GIVEN EXERCISE: Identify, in the records below, every line where the string "стороны" appears, and copy each such line.

ENTRIES PROVIDED:
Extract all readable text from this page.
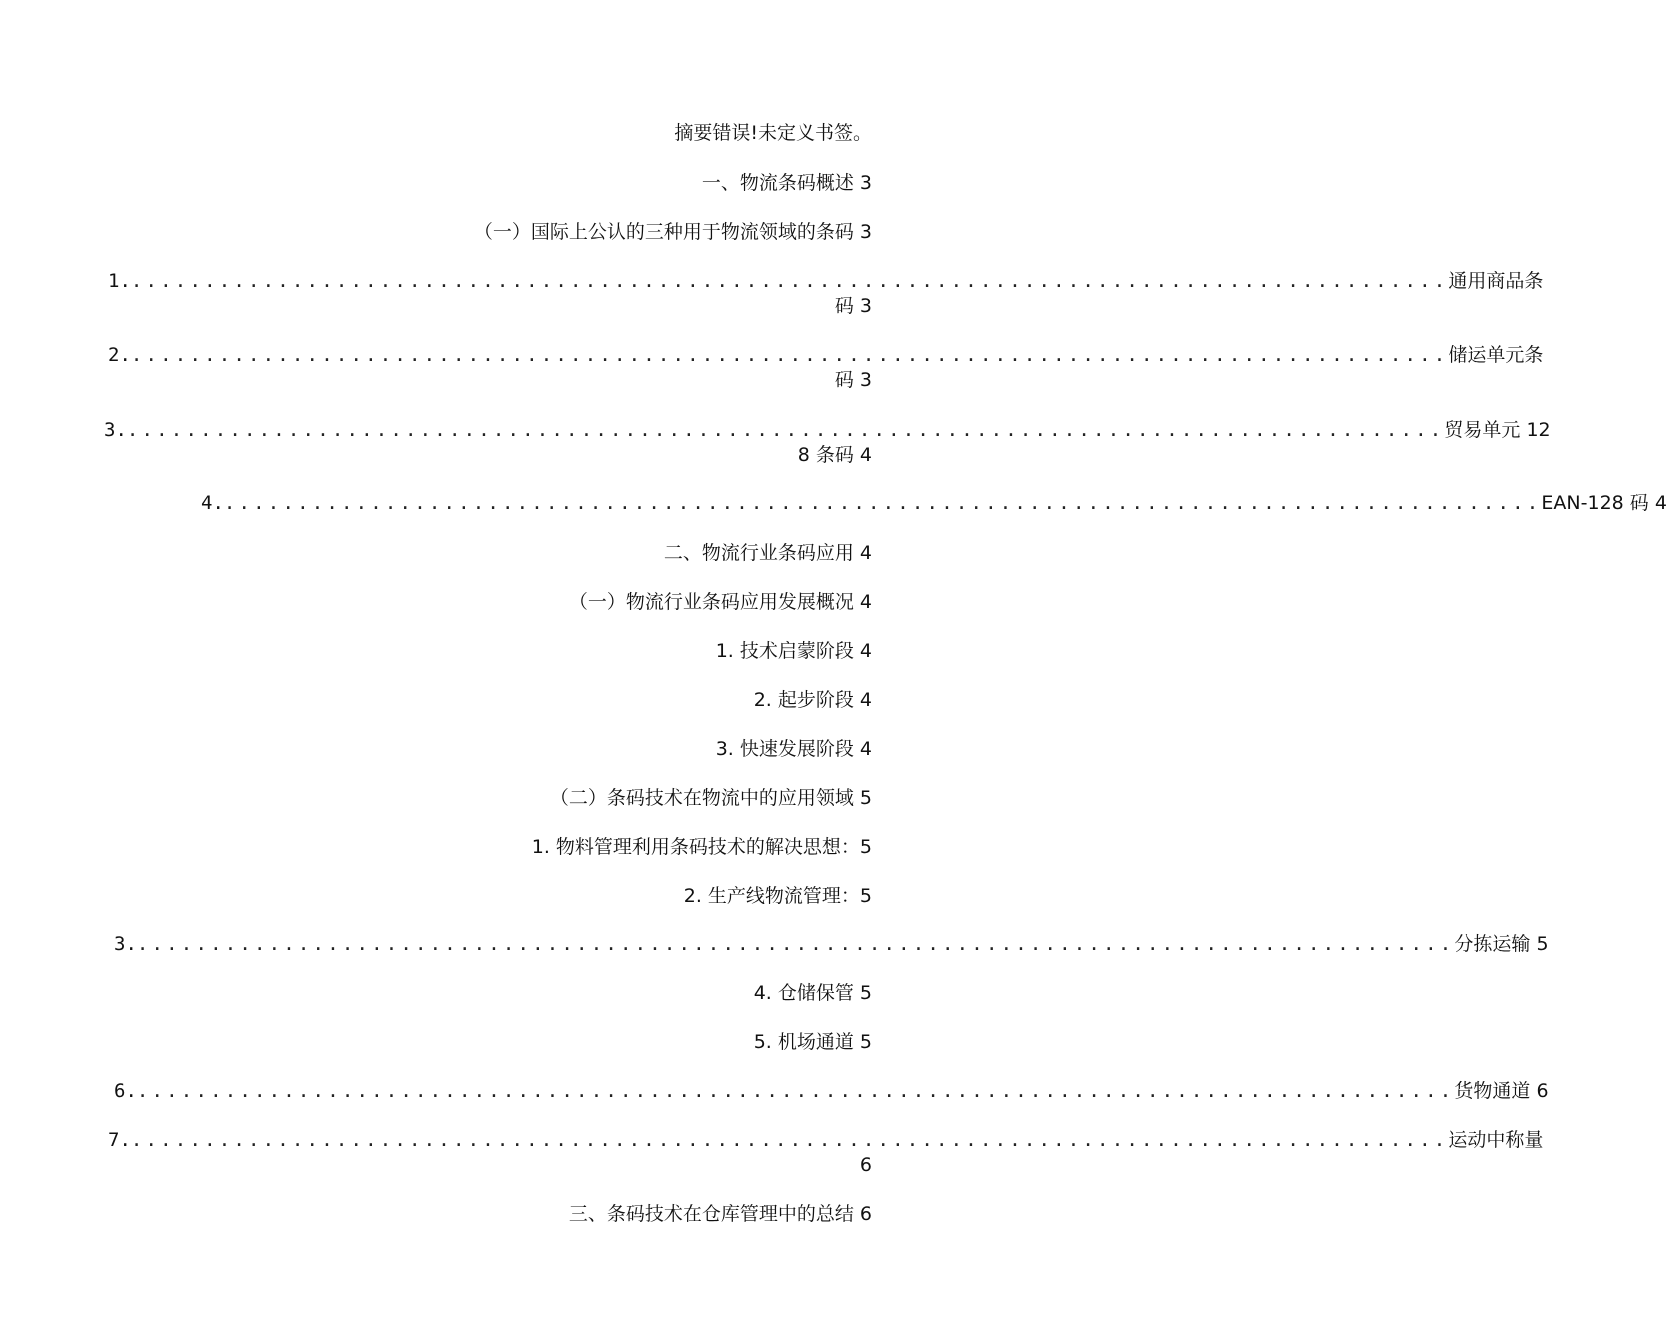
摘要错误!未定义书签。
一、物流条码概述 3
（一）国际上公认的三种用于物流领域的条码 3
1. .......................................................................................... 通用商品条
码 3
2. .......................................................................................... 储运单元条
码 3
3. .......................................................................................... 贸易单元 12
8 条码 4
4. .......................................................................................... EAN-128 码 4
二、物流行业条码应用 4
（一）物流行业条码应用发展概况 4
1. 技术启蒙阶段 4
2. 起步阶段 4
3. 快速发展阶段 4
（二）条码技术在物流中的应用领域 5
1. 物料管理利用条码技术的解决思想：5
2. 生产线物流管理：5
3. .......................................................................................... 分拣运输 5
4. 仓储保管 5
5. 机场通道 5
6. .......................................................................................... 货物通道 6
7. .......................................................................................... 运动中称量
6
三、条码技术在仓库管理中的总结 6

---

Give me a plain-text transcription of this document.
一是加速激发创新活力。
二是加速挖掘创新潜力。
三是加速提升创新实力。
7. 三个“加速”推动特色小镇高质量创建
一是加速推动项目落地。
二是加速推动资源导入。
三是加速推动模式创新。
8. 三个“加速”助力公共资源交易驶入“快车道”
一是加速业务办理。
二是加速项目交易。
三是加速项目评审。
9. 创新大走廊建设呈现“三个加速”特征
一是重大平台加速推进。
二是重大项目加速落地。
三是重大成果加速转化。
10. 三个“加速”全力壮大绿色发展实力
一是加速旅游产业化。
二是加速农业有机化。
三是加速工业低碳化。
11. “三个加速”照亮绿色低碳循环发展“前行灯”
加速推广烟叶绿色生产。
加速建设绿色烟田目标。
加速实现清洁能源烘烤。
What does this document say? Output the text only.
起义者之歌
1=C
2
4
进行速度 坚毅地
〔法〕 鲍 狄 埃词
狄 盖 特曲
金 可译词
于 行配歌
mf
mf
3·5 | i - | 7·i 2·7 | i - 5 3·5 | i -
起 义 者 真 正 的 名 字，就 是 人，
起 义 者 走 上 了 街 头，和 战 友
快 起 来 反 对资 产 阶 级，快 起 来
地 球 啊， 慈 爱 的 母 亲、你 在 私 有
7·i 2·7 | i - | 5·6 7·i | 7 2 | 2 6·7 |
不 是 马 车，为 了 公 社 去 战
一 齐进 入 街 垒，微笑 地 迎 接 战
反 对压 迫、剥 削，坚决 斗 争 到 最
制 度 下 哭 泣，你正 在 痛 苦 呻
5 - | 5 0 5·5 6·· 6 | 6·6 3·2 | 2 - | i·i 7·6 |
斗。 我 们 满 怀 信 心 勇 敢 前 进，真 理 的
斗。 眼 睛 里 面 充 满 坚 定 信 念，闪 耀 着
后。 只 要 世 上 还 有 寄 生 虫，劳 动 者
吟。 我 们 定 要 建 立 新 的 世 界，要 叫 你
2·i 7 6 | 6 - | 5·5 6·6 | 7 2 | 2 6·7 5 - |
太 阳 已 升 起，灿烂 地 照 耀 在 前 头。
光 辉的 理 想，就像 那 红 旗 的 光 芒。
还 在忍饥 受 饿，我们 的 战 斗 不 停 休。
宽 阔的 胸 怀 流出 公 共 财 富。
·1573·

* * *

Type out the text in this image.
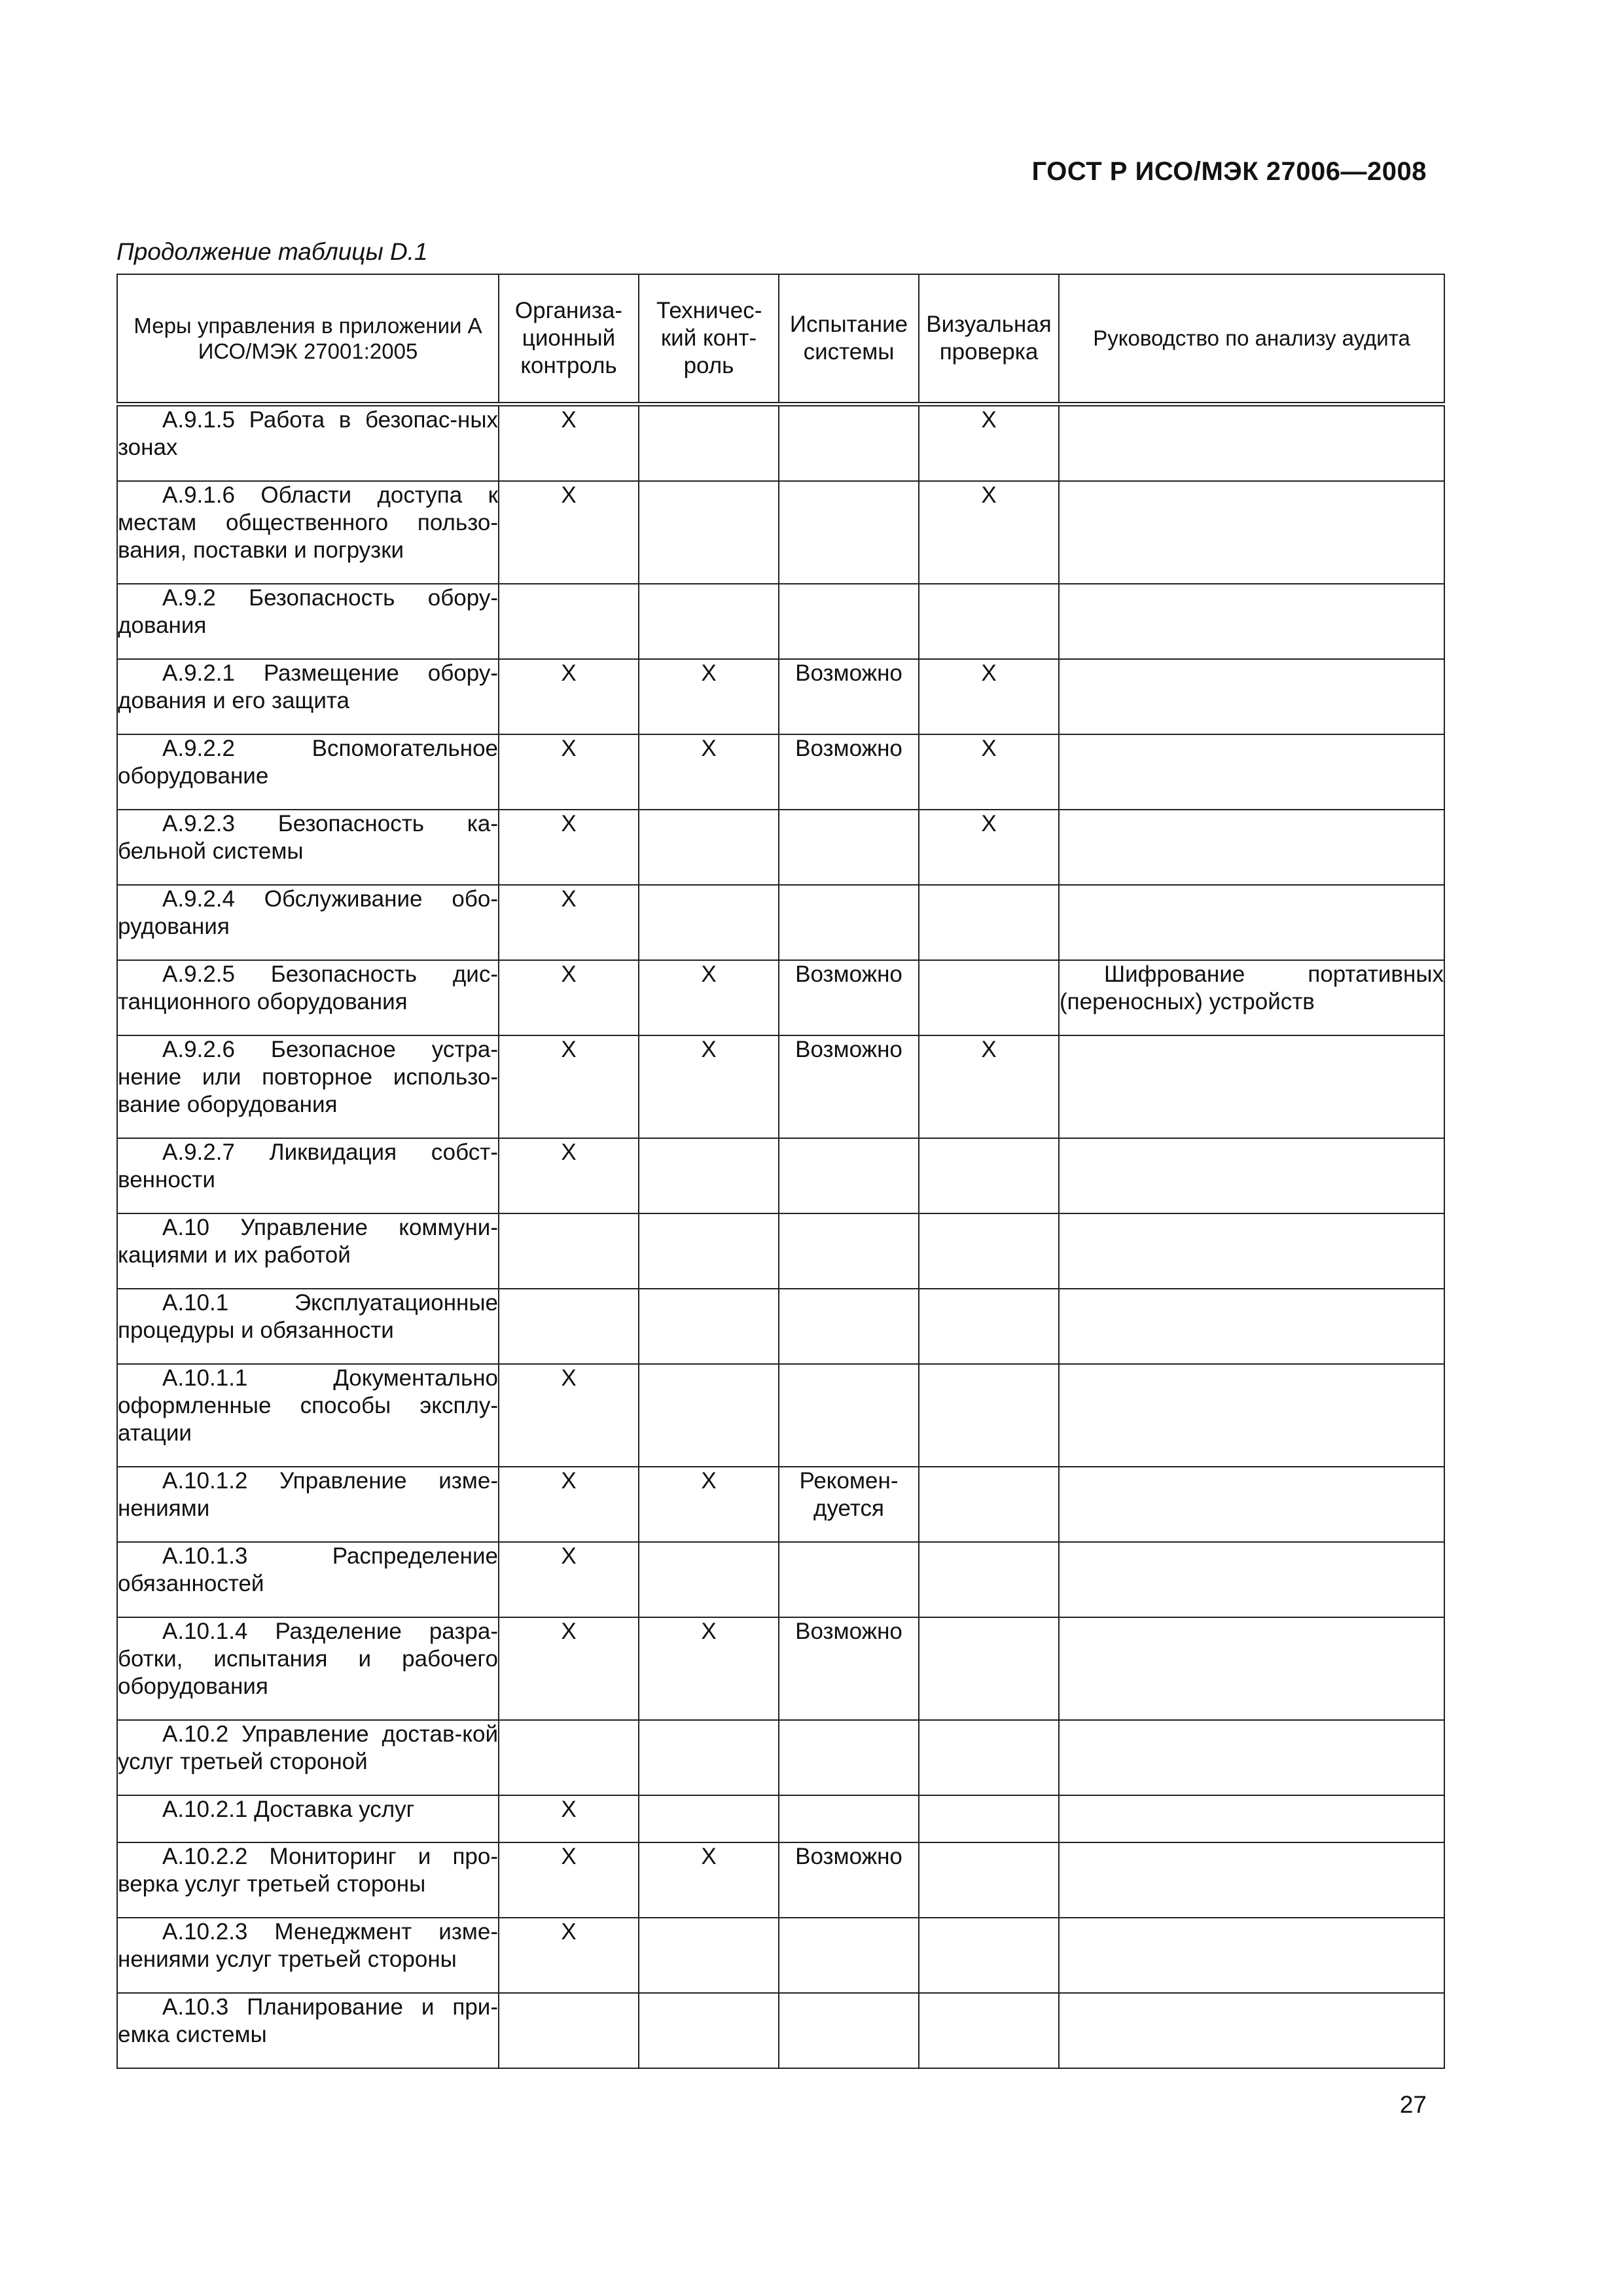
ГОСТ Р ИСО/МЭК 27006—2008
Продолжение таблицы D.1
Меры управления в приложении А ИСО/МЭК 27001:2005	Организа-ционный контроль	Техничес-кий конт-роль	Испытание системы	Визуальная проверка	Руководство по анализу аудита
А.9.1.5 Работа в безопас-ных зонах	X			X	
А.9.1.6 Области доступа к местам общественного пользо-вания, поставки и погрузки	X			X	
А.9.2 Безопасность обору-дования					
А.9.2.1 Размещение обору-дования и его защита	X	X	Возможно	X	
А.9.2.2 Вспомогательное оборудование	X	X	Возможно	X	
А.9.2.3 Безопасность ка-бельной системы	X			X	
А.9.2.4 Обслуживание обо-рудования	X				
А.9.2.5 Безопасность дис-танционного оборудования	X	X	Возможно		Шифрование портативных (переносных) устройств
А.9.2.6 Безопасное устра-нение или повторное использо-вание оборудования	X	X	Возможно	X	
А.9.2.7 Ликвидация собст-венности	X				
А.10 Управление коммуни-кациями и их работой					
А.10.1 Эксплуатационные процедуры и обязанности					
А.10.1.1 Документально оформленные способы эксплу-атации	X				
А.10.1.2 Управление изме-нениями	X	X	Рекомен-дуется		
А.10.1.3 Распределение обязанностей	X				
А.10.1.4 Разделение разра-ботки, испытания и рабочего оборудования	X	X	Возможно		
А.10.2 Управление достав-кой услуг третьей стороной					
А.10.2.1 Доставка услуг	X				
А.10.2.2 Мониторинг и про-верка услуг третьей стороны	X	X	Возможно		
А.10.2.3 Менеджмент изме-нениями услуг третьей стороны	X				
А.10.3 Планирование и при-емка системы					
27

FINAL ANSWER:
А.10.2.2 Мониторинг и про-верка услуг третьей стороны	X	X	Возможно		
А.10.2.3 Менеджмент изме-нениями услуг третьей стороны	X				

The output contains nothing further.